_REQUIRED TASK_. Find every line with the word "胰头钩突部多发钙化灶". Copy those lines.

_Items from a data source_.
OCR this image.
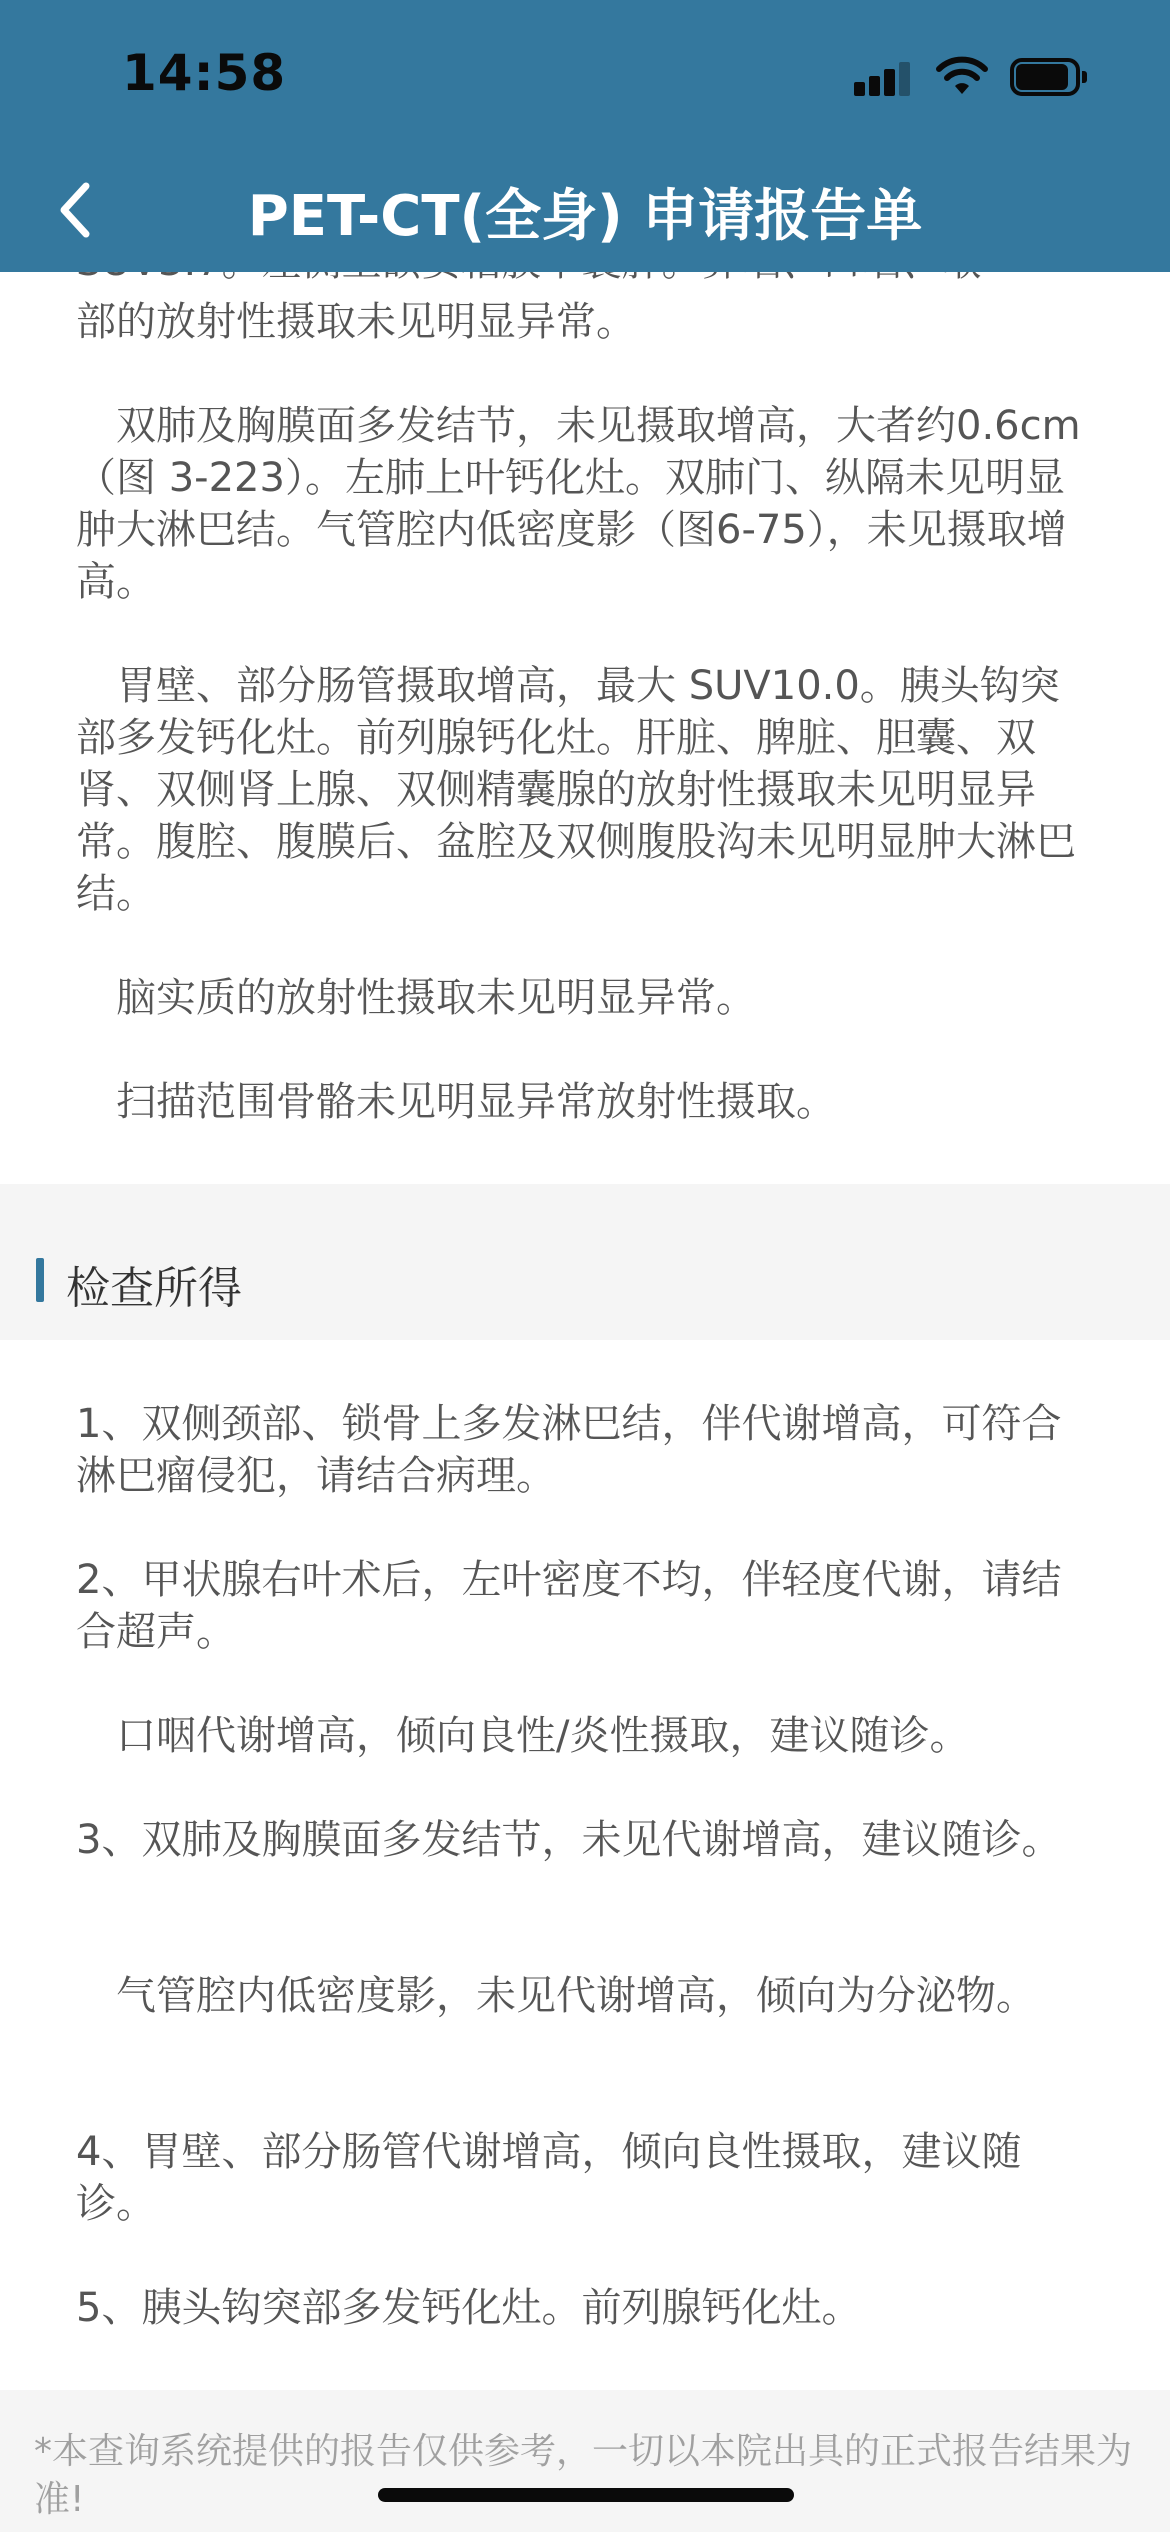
部的放射性摄取未见明显异常。
　双肺及胸膜面多发结节，未见摄取增高，大者约0.6cm（图 3-223）。左肺上叶钙化灶。双肺门、纵隔未见明显肿大淋巴结。气管腔内低密度影（图6-75），未见摄取增高。
　胃壁、部分肠管摄取增高，最大 SUV10.0。胰头钩突部多发钙化灶。前列腺钙化灶。肝脏、脾脏、胆囊、双肾、双侧肾上腺、双侧精囊腺的放射性摄取未见明显异常。腹腔、腹膜后、盆腔及双侧腹股沟未见明显肿大淋巴结。
　脑实质的放射性摄取未见明显异常。
　扫描范围骨骼未见明显异常放射性摄取。
检查所得
1、双侧颈部、锁骨上多发淋巴结，伴代谢增高，可符合淋巴瘤侵犯，请结合病理。
2、甲状腺右叶术后，左叶密度不均，伴轻度代谢，请结合超声。
　口咽代谢增高，倾向良性/炎性摄取，建议随诊。
3、双肺及胸膜面多发结节，未见代谢增高，建议随诊。
　气管腔内低密度影，未见代谢增高，倾向为分泌物。
4、胃壁、部分肠管代谢增高，倾向良性摄取，建议随诊。
5、胰头钩突部多发钙化灶。前列腺钙化灶。
*本查询系统提供的报告仅供参考，一切以本院出具的正式报告结果为准!
14:58
PET-CT(全身) 申请报告单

_SOLVED EXERCISE_.
　胃壁、部分肠管摄取增高，最大 SUV10.0。胰头钩突部多发钙化灶。前列腺钙化灶。肝脏、脾脏、胆囊、双肾、双侧肾上腺、双侧精囊腺的放射性摄取未见明显异常。腹腔、腹膜后、盆腔及双侧腹股沟未见明显肿大淋巴结。
5、胰头钩突部多发钙化灶。前列腺钙化灶。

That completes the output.